◆ WHAT THE TASK REQUIRES
Starting at the line that contains "Give me a plain-text", quote each line exactly through the last line of the entries, both included.

## START RECORDED INFORMATION

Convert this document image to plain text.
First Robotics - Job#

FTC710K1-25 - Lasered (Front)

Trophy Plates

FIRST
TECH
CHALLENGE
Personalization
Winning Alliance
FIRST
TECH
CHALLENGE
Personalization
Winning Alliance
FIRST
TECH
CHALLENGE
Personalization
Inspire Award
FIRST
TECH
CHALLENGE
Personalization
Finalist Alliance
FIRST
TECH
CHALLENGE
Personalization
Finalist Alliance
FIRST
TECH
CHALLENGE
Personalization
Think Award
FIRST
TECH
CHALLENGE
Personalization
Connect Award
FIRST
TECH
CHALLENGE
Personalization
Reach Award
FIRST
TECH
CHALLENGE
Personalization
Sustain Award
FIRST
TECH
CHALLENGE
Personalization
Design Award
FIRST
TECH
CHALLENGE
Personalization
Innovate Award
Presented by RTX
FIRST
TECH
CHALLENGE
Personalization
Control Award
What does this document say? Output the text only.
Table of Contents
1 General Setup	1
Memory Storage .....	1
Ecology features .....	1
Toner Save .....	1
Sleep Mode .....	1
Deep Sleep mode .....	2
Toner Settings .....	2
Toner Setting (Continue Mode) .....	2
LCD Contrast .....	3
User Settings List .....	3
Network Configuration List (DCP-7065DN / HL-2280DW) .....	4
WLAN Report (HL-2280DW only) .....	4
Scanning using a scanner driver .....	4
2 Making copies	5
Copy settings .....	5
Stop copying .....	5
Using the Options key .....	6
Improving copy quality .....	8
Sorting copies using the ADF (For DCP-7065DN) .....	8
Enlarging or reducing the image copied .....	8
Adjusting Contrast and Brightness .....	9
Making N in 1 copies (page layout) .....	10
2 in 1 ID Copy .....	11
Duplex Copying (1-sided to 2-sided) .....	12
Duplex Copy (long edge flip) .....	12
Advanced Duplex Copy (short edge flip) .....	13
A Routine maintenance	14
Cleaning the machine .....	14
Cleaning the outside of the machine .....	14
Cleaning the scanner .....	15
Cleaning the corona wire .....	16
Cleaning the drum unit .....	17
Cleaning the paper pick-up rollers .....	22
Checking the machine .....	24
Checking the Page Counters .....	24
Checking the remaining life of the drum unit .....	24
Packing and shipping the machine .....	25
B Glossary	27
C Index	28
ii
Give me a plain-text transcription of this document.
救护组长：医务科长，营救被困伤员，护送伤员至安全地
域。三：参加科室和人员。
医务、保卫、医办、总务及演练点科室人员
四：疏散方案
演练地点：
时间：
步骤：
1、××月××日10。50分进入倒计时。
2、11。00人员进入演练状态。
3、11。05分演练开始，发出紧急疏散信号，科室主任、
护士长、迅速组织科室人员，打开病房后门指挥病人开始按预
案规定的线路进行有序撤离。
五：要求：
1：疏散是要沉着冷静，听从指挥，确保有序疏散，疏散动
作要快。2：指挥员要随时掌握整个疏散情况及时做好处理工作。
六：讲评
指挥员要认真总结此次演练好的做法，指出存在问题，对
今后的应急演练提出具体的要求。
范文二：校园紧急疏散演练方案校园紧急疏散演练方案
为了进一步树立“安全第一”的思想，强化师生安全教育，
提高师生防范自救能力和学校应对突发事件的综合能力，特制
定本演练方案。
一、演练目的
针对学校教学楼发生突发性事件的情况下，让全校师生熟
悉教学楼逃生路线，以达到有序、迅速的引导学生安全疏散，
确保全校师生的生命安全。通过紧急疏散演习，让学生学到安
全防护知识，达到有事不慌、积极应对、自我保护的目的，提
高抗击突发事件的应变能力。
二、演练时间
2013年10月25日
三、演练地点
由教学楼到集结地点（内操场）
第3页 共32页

## END RECORDED INFORMATION

◆ SOLUTION BELOW
Give me a plain-text transcription of this document.
救护组长：医务科长，营救被困伤员，护送伤员至安全地
域。三：参加科室和人员。
医务、保卫、医办、总务及演练点科室人员
四：疏散方案
演练地点：
时间：
步骤：
1、××月××日10。50分进入倒计时。
2、11。00人员进入演练状态。
3、11。05分演练开始，发出紧急疏散信号，科室主任、
护士长、迅速组织科室人员，打开病房后门指挥病人开始按预
案规定的线路进行有序撤离。
五：要求：
1：疏散是要沉着冷静，听从指挥，确保有序疏散，疏散动
作要快。2：指挥员要随时掌握整个疏散情况及时做好处理工作。
六：讲评
指挥员要认真总结此次演练好的做法，指出存在问题，对
今后的应急演练提出具体的要求。
范文二：校园紧急疏散演练方案校园紧急疏散演练方案
为了进一步树立“安全第一”的思想，强化师生安全教育，
提高师生防范自救能力和学校应对突发事件的综合能力，特制
定本演练方案。
一、演练目的
针对学校教学楼发生突发性事件的情况下，让全校师生熟
悉教学楼逃生路线，以达到有序、迅速的引导学生安全疏散，
确保全校师生的生命安全。通过紧急疏散演习，让学生学到安
全防护知识，达到有事不慌、积极应对、自我保护的目的，提
高抗击突发事件的应变能力。
二、演练时间
2013年10月25日
三、演练地点
由教学楼到集结地点（内操场）
第3页 共32页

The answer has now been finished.